# DATA LINES start
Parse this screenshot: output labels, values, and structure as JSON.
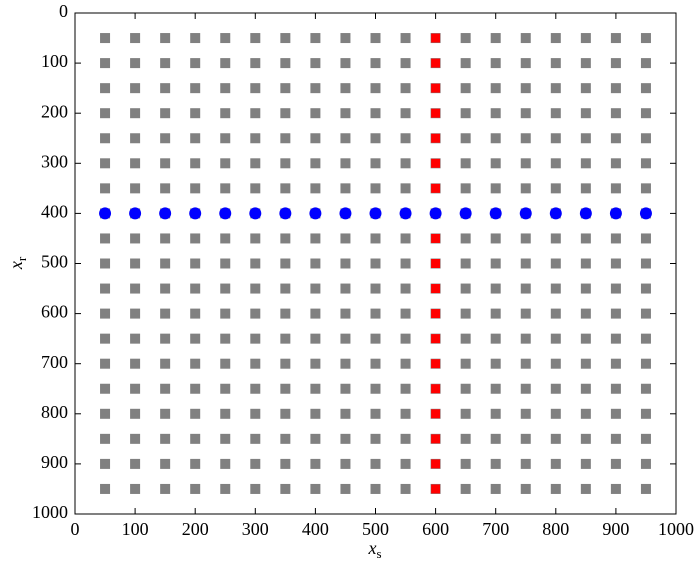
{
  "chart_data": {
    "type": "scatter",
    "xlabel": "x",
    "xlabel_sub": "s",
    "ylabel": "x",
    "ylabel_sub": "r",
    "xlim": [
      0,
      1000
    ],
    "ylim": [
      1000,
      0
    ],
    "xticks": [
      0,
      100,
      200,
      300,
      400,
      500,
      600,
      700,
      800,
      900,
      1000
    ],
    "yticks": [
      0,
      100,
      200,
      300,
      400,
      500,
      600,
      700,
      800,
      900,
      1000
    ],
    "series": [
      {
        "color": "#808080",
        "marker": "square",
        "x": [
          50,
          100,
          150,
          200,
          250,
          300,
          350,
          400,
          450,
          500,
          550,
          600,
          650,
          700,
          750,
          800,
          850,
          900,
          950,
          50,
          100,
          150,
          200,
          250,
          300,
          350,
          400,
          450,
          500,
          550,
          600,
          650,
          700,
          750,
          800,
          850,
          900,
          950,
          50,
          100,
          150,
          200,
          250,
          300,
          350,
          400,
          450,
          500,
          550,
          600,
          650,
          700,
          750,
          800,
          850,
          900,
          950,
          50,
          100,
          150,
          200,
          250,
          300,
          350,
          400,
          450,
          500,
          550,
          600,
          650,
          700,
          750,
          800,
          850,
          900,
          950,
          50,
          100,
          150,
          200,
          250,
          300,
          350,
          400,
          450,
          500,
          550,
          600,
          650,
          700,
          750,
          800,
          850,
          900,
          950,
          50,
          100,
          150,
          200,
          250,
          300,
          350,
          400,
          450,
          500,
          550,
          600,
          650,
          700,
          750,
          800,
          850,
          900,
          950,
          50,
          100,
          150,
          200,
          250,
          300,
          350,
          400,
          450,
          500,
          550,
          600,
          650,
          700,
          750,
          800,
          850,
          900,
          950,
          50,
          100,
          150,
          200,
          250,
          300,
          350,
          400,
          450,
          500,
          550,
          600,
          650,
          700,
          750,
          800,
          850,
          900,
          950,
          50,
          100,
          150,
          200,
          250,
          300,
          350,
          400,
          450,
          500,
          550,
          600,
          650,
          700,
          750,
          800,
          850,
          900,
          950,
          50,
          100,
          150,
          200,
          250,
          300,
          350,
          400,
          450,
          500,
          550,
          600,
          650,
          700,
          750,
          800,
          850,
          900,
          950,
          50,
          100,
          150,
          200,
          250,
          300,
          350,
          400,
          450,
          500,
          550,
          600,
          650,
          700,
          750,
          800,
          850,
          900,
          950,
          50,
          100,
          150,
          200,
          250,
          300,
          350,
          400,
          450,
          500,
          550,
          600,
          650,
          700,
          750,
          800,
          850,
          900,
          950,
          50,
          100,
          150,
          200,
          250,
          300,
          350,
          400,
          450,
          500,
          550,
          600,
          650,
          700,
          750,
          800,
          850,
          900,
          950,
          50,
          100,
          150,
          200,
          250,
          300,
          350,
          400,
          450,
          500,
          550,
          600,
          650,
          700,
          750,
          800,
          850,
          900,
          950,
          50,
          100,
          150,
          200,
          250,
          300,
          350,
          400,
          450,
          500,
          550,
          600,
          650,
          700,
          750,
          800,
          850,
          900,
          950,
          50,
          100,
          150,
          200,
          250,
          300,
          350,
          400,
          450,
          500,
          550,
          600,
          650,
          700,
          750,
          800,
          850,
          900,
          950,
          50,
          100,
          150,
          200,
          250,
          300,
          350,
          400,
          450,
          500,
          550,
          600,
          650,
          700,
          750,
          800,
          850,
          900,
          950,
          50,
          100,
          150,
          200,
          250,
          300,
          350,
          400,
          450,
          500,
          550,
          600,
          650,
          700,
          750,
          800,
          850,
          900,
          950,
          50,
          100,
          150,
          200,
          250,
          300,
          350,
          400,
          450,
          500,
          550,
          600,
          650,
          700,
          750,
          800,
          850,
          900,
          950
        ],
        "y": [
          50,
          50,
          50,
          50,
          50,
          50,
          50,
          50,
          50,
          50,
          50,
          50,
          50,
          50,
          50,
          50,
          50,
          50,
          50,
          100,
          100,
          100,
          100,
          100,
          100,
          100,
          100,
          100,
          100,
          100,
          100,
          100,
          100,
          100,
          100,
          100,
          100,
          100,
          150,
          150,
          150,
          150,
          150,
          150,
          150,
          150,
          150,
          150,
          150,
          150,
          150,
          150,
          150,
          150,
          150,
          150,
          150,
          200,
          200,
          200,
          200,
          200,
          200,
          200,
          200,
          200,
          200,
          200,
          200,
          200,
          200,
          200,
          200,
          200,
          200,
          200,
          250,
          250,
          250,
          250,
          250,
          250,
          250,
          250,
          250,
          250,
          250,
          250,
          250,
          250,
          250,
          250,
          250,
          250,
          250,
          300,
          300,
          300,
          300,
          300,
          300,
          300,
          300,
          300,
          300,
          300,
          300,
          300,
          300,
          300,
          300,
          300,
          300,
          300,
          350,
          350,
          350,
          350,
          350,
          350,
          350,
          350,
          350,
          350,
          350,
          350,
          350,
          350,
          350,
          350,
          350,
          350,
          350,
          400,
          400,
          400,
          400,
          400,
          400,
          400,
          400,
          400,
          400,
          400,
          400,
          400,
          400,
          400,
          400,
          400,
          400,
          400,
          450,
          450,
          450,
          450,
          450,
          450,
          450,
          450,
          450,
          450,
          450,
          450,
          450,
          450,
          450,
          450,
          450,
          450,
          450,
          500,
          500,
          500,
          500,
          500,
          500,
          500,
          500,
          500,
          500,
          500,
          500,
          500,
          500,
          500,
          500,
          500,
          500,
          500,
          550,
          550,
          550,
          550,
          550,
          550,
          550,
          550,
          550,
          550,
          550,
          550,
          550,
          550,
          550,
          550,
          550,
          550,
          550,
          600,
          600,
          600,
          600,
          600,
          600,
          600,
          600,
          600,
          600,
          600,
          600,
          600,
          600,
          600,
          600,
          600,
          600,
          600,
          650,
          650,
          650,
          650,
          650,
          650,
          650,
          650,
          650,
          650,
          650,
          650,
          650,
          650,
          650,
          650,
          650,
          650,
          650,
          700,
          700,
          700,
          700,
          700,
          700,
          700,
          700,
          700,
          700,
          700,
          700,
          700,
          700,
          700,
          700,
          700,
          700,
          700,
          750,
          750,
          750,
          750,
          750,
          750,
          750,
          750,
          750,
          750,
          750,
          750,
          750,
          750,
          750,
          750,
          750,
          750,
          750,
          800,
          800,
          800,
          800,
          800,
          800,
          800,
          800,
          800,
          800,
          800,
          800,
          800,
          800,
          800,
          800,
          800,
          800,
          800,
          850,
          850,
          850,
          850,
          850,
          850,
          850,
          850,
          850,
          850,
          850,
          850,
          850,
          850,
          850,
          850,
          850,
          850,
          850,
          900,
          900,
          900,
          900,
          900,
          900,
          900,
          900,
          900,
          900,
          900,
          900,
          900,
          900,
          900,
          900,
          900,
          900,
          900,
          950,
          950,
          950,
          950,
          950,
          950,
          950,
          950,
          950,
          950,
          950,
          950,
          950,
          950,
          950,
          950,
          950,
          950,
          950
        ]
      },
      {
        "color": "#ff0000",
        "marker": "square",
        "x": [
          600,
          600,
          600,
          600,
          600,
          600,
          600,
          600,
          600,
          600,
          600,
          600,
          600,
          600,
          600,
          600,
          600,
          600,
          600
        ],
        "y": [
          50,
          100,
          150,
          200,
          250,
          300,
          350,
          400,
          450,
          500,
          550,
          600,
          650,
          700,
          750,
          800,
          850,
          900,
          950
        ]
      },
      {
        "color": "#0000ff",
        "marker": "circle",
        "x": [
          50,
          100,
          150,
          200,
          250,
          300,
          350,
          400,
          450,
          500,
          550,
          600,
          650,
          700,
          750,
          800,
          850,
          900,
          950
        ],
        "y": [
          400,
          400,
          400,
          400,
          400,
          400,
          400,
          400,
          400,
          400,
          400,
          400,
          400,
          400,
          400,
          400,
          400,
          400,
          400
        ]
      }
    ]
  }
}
# DATA LINES end
§ **SHORT PROBLEM**: Take every line above carrying "color" and return it.

§ **COMPLETE ANSWER**:
        "color": "#808080",
        "color": "#ff0000",
        "color": "#0000ff",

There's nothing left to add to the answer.